------ RECORDS FOR THE EXERCISE

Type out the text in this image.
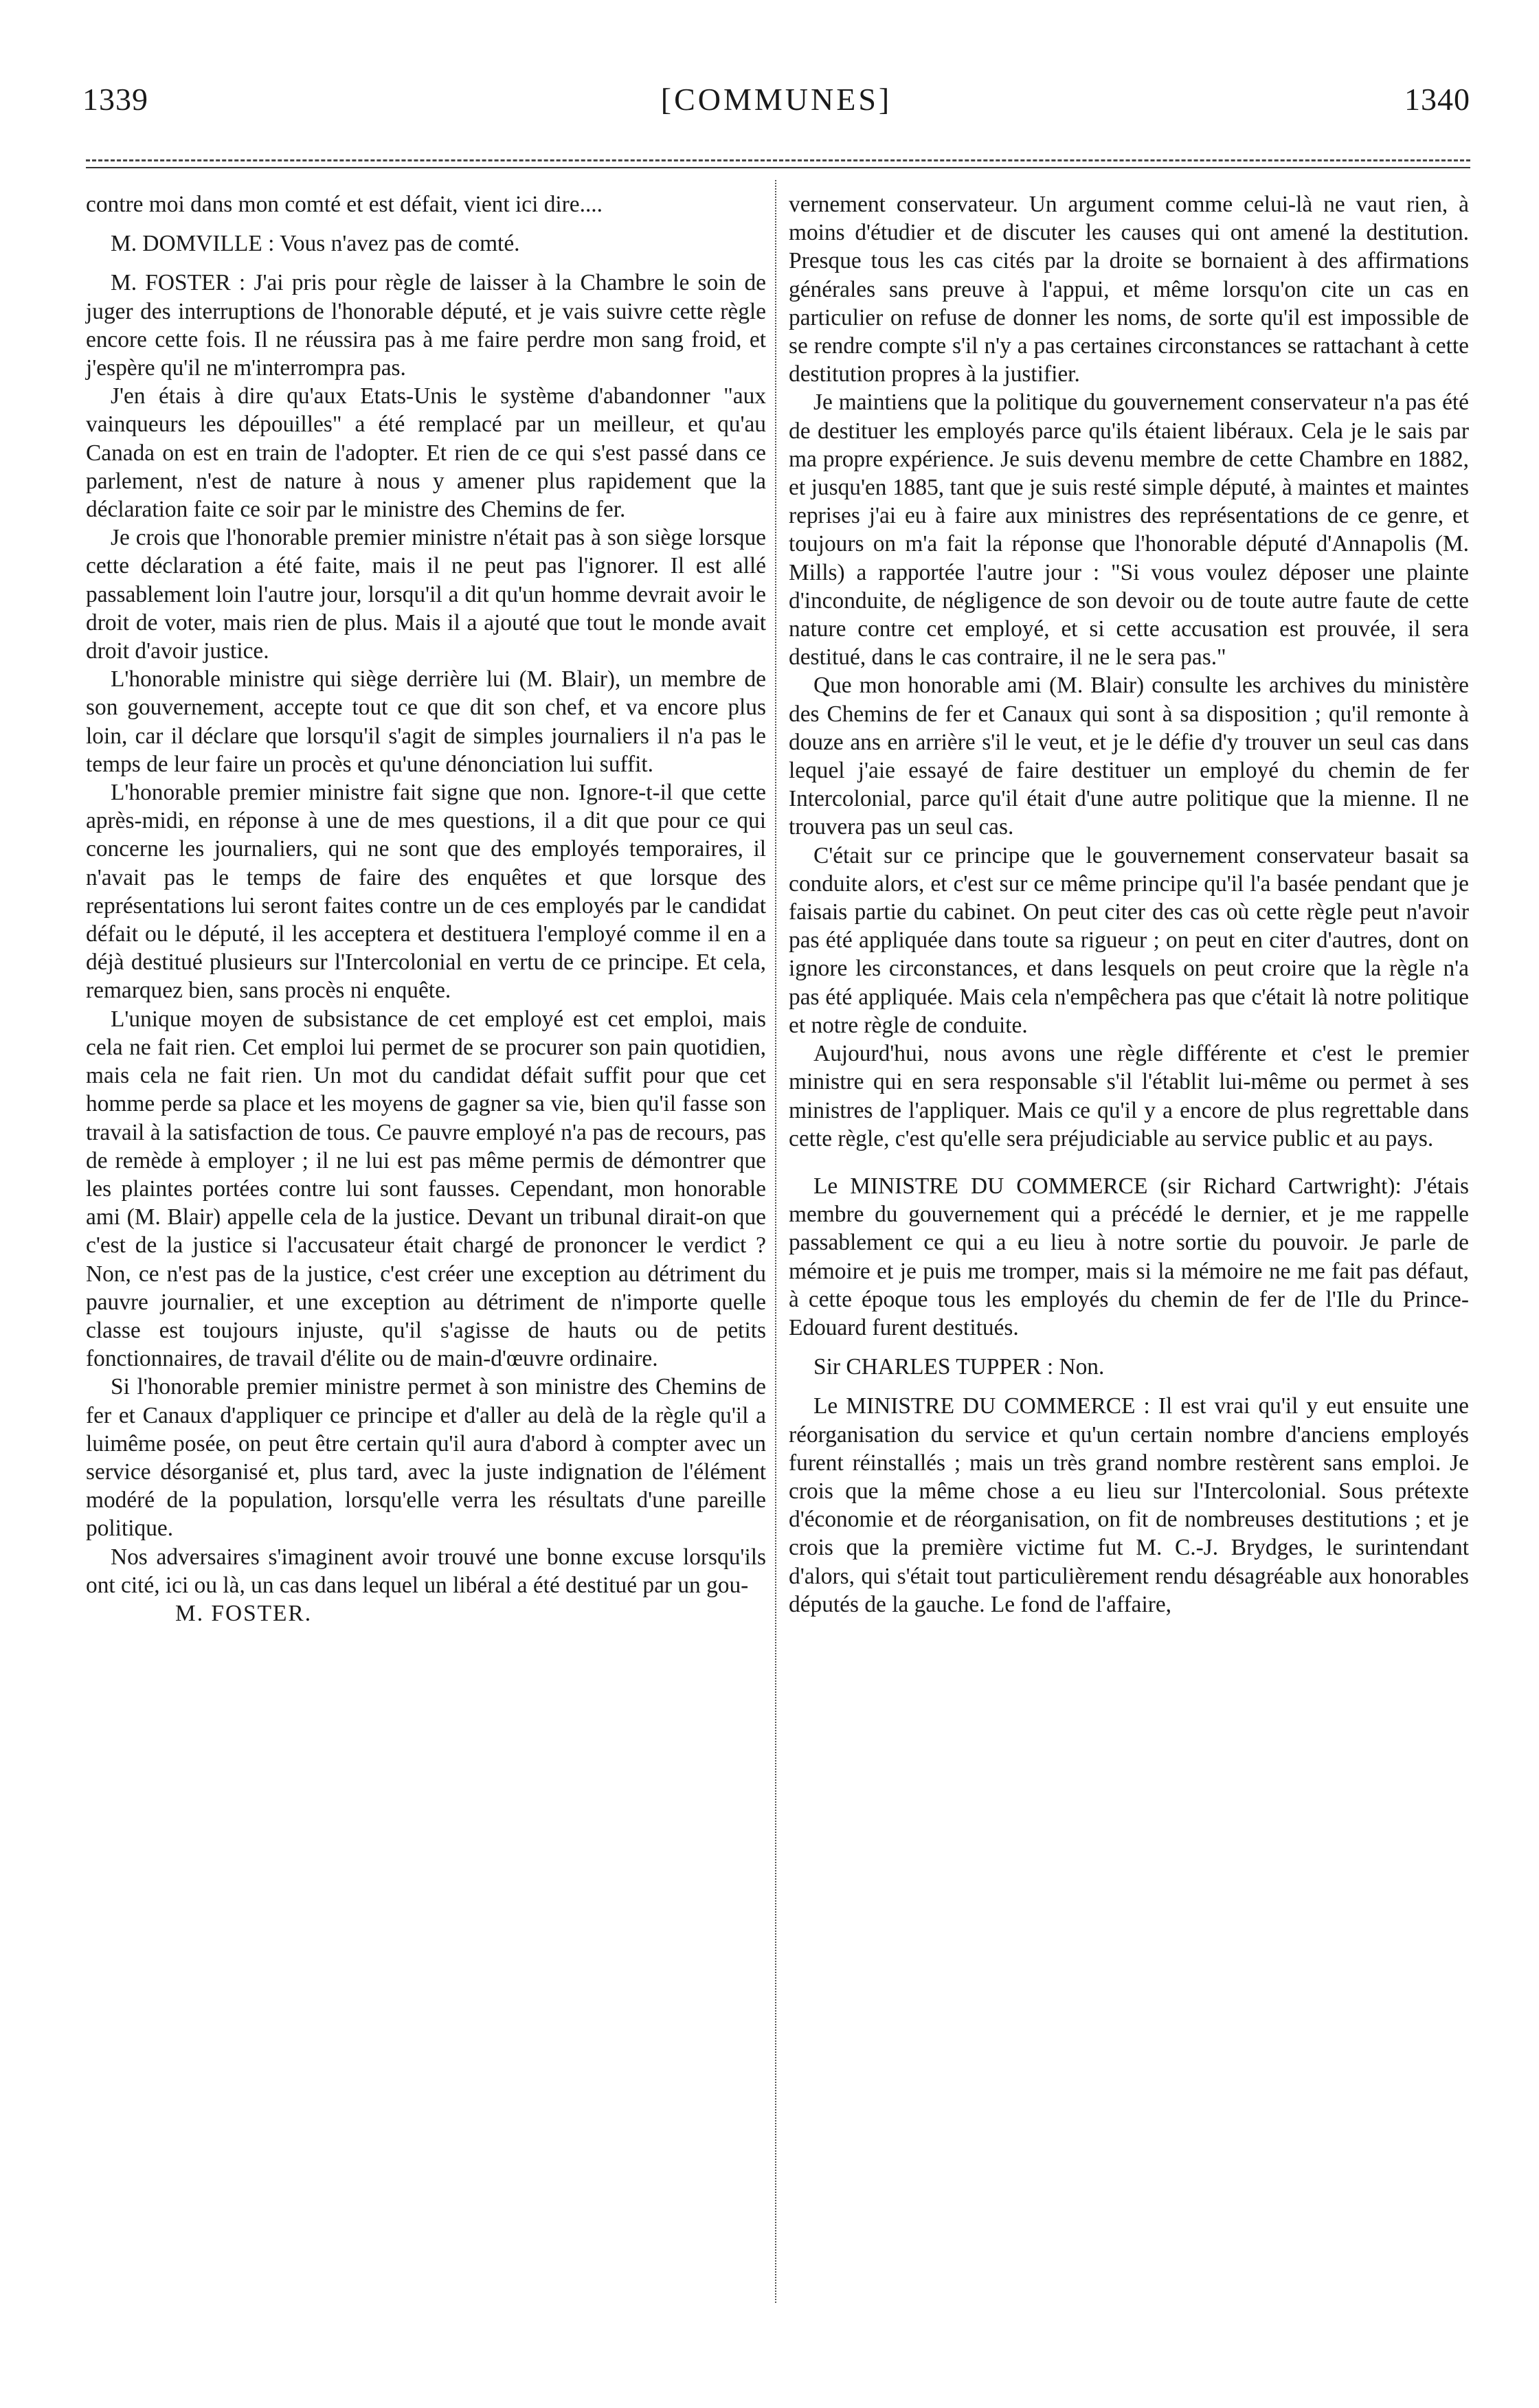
1339	[COMMUNES]	1340

contre moi dans mon comté et est défait, vient ici dire....

M. DOMVILLE : Vous n'avez pas de comté.

M. FOSTER : J'ai pris pour règle de laisser à la Chambre le soin de juger des interruptions de l'honorable député, et je vais suivre cette règle encore cette fois. Il ne réussira pas à me faire perdre mon sang froid, et j'espère qu'il ne m'interrompra pas.

J'en étais à dire qu'aux Etats-Unis le système d'abandonner "aux vainqueurs les dépouilles" a été remplacé par un meilleur, et qu'au Canada on est en train de l'adopter. Et rien de ce qui s'est passé dans ce parlement, n'est de nature à nous y amener plus rapidement que la déclaration faite ce soir par le ministre des Chemins de fer.

Je crois que l'honorable premier ministre n'était pas à son siège lorsque cette déclaration a été faite, mais il ne peut pas l'ignorer. Il est allé passablement loin l'autre jour, lorsqu'il a dit qu'un homme devrait avoir le droit de voter, mais rien de plus. Mais il a ajouté que tout le monde avait droit d'avoir justice.

L'honorable ministre qui siège derrière lui (M. Blair), un membre de son gouvernement, accepte tout ce que dit son chef, et va encore plus loin, car il déclare que lorsqu'il s'agit de simples journaliers il n'a pas le temps de leur faire un procès et qu'une dénonciation lui suffit.

L'honorable premier ministre fait signe que non. Ignore-t-il que cette après-midi, en réponse à une de mes questions, il a dit que pour ce qui concerne les journaliers, qui ne sont que des employés temporaires, il n'avait pas le temps de faire des enquêtes et que lorsque des représentations lui seront faites contre un de ces employés par le candidat défait ou le député, il les acceptera et destituera l'employé comme il en a déjà destitué plusieurs sur l'Intercolonial en vertu de ce principe. Et cela, remarquez bien, sans procès ni enquête.

L'unique moyen de subsistance de cet employé est cet emploi, mais cela ne fait rien. Cet emploi lui permet de se procurer son pain quotidien, mais cela ne fait rien. Un mot du candidat défait suffit pour que cet homme perde sa place et les moyens de gagner sa vie, bien qu'il fasse son travail à la satisfaction de tous. Ce pauvre employé n'a pas de recours, pas de remède à employer ; il ne lui est pas même permis de démontrer que les plaintes portées contre lui sont fausses. Cependant, mon honorable ami (M. Blair) appelle cela de la justice. Devant un tribunal dirait-on que c'est de la justice si l'accusateur était chargé de prononcer le verdict ? Non, ce n'est pas de la justice, c'est créer une exception au détriment du pauvre journalier, et une exception au détriment de n'importe quelle classe est toujours injuste, qu'il s'agisse de hauts ou de petits fonctionnaires, de travail d'élite ou de main-d'œuvre ordinaire.

Si l'honorable premier ministre permet à son ministre des Chemins de fer et Canaux d'appliquer ce principe et d'aller au delà de la règle qu'il a luimême posée, on peut être certain qu'il aura d'abord à compter avec un service désorganisé et, plus tard, avec la juste indignation de l'élément modéré de la population, lorsqu'elle verra les résultats d'une pareille politique.

Nos adversaires s'imaginent avoir trouvé une bonne excuse lorsqu'ils ont cité, ici ou là, un cas dans lequel un libéral a été destitué par un gou-

M. FOSTER.

vernement conservateur. Un argument comme celui-là ne vaut rien, à moins d'étudier et de discuter les causes qui ont amené la destitution. Presque tous les cas cités par la droite se bornaient à des affirmations générales sans preuve à l'appui, et même lorsqu'on cite un cas en particulier on refuse de donner les noms, de sorte qu'il est impossible de se rendre compte s'il n'y a pas certaines circonstances se rattachant à cette destitution propres à la justifier.

Je maintiens que la politique du gouvernement conservateur n'a pas été de destituer les employés parce qu'ils étaient libéraux. Cela je le sais par ma propre expérience. Je suis devenu membre de cette Chambre en 1882, et jusqu'en 1885, tant que je suis resté simple député, à maintes et maintes reprises j'ai eu à faire aux ministres des représentations de ce genre, et toujours on m'a fait la réponse que l'honorable député d'Annapolis (M. Mills) a rapportée l'autre jour : "Si vous voulez déposer une plainte d'inconduite, de négligence de son devoir ou de toute autre faute de cette nature contre cet employé, et si cette accusation est prouvée, il sera destitué, dans le cas contraire, il ne le sera pas."

Que mon honorable ami (M. Blair) consulte les archives du ministère des Chemins de fer et Canaux qui sont à sa disposition ; qu'il remonte à douze ans en arrière s'il le veut, et je le défie d'y trouver un seul cas dans lequel j'aie essayé de faire destituer un employé du chemin de fer Intercolonial, parce qu'il était d'une autre politique que la mienne. Il ne trouvera pas un seul cas.

C'était sur ce principe que le gouvernement conservateur basait sa conduite alors, et c'est sur ce même principe qu'il l'a basée pendant que je faisais partie du cabinet. On peut citer des cas où cette règle peut n'avoir pas été appliquée dans toute sa rigueur ; on peut en citer d'autres, dont on ignore les circonstances, et dans lesquels on peut croire que la règle n'a pas été appliquée. Mais cela n'empêchera pas que c'était là notre politique et notre règle de conduite.

Aujourd'hui, nous avons une règle différente et c'est le premier ministre qui en sera responsable s'il l'établit lui-même ou permet à ses ministres de l'appliquer. Mais ce qu'il y a encore de plus regrettable dans cette règle, c'est qu'elle sera préjudiciable au service public et au pays.

Le MINISTRE DU COMMERCE (sir Richard Cartwright): J'étais membre du gouvernement qui a précédé le dernier, et je me rappelle passablement ce qui a eu lieu à notre sortie du pouvoir. Je parle de mémoire et je puis me tromper, mais si la mémoire ne me fait pas défaut, à cette époque tous les employés du chemin de fer de l'Ile du Prince-Edouard furent destitués.

Sir CHARLES TUPPER : Non.

Le MINISTRE DU COMMERCE : Il est vrai qu'il y eut ensuite une réorganisation du service et qu'un certain nombre d'anciens employés furent réinstallés ; mais un très grand nombre restèrent sans emploi. Je crois que la même chose a eu lieu sur l'Intercolonial. Sous prétexte d'économie et de réorganisation, on fit de nombreuses destitutions ; et je crois que la première victime fut M. C.-J. Brydges, le surintendant d'alors, qui s'était tout particulièrement rendu désagréable aux honorables députés de la gauche. Le fond de l'affaire,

------------

**TASK DETAILS**
Of the lines in the data, how many hold the string "FOSTER"? State the number, nothing else.

**EXERCISE RESPONSE**
2